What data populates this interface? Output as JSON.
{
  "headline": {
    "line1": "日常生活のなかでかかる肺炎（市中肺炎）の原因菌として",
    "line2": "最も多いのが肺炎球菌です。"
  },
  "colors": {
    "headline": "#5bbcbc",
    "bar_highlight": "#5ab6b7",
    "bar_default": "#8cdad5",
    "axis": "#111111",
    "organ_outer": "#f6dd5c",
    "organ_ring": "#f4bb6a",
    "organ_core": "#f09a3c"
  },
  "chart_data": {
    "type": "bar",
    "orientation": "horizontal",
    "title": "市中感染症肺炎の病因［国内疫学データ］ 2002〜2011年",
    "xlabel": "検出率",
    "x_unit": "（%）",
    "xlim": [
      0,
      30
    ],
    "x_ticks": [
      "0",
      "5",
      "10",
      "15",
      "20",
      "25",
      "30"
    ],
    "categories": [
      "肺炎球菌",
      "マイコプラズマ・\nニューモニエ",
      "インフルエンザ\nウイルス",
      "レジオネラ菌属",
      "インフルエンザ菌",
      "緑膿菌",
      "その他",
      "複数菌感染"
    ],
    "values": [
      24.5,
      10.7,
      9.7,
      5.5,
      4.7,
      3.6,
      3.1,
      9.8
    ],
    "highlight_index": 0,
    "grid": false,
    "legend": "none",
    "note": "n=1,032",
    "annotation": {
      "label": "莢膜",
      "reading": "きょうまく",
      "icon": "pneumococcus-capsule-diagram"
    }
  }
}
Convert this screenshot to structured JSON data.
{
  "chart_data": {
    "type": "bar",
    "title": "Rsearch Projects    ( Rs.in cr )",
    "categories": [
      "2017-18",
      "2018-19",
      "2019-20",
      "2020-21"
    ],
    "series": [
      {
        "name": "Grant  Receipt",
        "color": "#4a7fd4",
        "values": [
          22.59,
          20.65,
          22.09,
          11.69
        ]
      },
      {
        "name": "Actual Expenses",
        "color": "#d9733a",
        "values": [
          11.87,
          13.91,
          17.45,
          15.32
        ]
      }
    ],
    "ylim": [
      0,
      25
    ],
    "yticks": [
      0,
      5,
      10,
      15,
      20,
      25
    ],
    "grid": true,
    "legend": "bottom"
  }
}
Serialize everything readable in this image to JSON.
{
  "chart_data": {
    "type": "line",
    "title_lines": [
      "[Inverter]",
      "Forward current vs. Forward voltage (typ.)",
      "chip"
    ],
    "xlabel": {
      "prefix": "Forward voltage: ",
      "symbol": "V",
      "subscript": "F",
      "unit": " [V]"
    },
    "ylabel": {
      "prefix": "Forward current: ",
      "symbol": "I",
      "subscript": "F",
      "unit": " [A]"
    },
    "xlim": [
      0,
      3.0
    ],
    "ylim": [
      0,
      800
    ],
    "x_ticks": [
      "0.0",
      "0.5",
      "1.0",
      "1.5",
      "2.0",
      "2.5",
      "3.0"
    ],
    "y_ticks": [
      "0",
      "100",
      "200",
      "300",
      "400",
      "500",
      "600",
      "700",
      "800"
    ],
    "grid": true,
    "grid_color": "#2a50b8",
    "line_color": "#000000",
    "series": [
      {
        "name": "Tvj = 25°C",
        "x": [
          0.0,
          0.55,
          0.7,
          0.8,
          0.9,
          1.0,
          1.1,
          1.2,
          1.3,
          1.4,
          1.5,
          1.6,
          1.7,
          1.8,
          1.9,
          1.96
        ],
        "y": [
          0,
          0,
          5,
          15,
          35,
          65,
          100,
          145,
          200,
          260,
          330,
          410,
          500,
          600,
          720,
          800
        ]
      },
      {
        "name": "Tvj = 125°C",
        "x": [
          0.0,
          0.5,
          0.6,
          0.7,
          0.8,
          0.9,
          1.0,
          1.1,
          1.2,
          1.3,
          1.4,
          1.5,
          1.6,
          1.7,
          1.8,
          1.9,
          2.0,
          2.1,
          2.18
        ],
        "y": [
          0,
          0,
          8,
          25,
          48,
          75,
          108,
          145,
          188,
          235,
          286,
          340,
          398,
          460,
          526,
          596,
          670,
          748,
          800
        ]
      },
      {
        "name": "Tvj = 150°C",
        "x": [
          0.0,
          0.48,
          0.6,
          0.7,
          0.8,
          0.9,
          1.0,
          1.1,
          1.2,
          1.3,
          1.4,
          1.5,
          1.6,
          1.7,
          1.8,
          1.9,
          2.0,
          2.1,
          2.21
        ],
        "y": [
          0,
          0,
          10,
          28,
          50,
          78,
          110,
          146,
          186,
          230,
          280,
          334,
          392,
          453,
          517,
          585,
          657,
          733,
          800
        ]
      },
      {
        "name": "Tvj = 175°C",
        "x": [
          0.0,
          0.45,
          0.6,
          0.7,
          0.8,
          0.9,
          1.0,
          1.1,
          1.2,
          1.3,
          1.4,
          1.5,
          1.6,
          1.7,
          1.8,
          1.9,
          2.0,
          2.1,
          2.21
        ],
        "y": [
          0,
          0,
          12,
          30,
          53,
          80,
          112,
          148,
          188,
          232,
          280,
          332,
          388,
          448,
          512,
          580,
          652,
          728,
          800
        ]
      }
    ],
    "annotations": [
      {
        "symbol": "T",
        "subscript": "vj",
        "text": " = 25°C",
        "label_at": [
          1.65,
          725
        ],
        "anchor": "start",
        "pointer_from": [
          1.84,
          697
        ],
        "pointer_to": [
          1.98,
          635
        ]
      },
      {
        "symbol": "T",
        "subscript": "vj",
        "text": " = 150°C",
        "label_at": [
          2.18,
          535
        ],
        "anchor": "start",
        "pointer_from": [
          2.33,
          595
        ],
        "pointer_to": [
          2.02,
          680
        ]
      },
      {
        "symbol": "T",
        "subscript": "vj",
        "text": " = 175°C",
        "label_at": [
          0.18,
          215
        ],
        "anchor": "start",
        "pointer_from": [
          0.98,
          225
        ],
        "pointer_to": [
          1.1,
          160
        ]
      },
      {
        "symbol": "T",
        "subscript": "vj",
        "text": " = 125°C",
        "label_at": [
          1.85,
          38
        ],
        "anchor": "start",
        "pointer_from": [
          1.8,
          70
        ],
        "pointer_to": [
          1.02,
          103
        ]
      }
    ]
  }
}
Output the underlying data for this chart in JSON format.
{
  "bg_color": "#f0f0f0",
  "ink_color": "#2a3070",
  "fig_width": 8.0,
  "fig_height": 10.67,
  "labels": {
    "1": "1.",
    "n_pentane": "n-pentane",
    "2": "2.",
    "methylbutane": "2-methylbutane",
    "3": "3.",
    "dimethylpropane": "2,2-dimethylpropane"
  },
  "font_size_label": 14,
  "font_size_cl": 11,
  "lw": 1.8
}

## Stated task
Everything from the line containing "Output the underlying" through the last line of the records must be given again exactly; leave out all other lines.

## Exercise response
Output the underlying data for this chart in JSON format.
{
  "bg_color": "#f0f0f0",
  "ink_color": "#2a3070",
  "fig_width": 8.0,
  "fig_height": 10.67,
  "labels": {
    "1": "1.",
    "n_pentane": "n-pentane",
    "2": "2.",
    "methylbutane": "2-methylbutane",
    "3": "3.",
    "dimethylpropane": "2,2-dimethylpropane"
  },
  "font_size_label": 14,
  "font_size_cl": 11,
  "lw": 1.8
}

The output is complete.